** START ITEMS **
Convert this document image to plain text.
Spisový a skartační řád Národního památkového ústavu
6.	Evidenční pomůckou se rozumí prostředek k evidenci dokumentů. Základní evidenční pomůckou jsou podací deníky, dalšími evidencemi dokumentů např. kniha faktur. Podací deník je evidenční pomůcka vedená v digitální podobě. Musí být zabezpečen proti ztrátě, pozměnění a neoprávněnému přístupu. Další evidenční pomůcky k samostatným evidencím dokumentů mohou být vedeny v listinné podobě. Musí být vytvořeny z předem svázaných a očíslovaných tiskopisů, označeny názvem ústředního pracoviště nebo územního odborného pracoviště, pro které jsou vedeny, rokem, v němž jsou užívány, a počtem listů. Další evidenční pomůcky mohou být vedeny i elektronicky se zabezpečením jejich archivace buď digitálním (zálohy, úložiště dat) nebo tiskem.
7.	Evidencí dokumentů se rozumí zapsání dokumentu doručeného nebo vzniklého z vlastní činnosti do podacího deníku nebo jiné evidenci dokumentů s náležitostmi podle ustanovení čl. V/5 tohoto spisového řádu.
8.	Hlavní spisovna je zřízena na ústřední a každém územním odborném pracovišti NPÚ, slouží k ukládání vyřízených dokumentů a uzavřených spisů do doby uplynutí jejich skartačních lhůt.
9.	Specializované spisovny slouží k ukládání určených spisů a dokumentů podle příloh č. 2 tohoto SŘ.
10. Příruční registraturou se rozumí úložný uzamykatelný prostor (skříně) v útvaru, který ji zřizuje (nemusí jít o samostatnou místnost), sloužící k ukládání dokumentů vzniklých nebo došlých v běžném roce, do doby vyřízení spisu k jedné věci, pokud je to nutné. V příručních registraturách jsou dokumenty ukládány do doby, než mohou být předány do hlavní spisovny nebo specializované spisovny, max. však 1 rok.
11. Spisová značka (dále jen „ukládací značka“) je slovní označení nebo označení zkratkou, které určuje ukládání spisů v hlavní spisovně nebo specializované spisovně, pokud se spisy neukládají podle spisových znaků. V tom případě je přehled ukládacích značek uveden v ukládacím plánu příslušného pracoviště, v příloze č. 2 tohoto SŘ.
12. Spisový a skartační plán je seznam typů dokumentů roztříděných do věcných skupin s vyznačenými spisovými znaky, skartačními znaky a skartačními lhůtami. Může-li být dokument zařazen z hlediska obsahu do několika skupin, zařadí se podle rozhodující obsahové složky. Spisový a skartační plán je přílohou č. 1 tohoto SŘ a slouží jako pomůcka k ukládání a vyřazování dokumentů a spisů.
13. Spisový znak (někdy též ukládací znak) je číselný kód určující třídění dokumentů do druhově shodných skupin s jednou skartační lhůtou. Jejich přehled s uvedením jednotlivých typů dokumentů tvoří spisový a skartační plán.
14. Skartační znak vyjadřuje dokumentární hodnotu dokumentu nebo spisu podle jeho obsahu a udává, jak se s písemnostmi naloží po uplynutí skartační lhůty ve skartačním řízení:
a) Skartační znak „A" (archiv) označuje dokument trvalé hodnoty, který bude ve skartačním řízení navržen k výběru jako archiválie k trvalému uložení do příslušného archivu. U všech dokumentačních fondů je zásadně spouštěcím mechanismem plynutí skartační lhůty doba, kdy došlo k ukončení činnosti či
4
** END ITEMS **
Scan the entries above for the word "příslušného" and collect each line holding it.

11. Spisová značka (dále jen „ukládací značka“) je slovní označení nebo označení zkratkou, které určuje ukládání spisů v hlavní spisovně nebo specializované spisovně, pokud se spisy neukládají podle spisových znaků. V tom případě je přehled ukládacích značek uveden v ukládacím plánu příslušného pracoviště, v příloze č. 2 tohoto SŘ.
a) Skartační znak „A" (archiv) označuje dokument trvalé hodnoty, který bude ve skartačním řízení navržen k výběru jako archiválie k trvalému uložení do příslušného archivu. U všech dokumentačních fondů je zásadně spouštěcím mechanismem plynutí skartační lhůty doba, kdy došlo k ukončení činnosti či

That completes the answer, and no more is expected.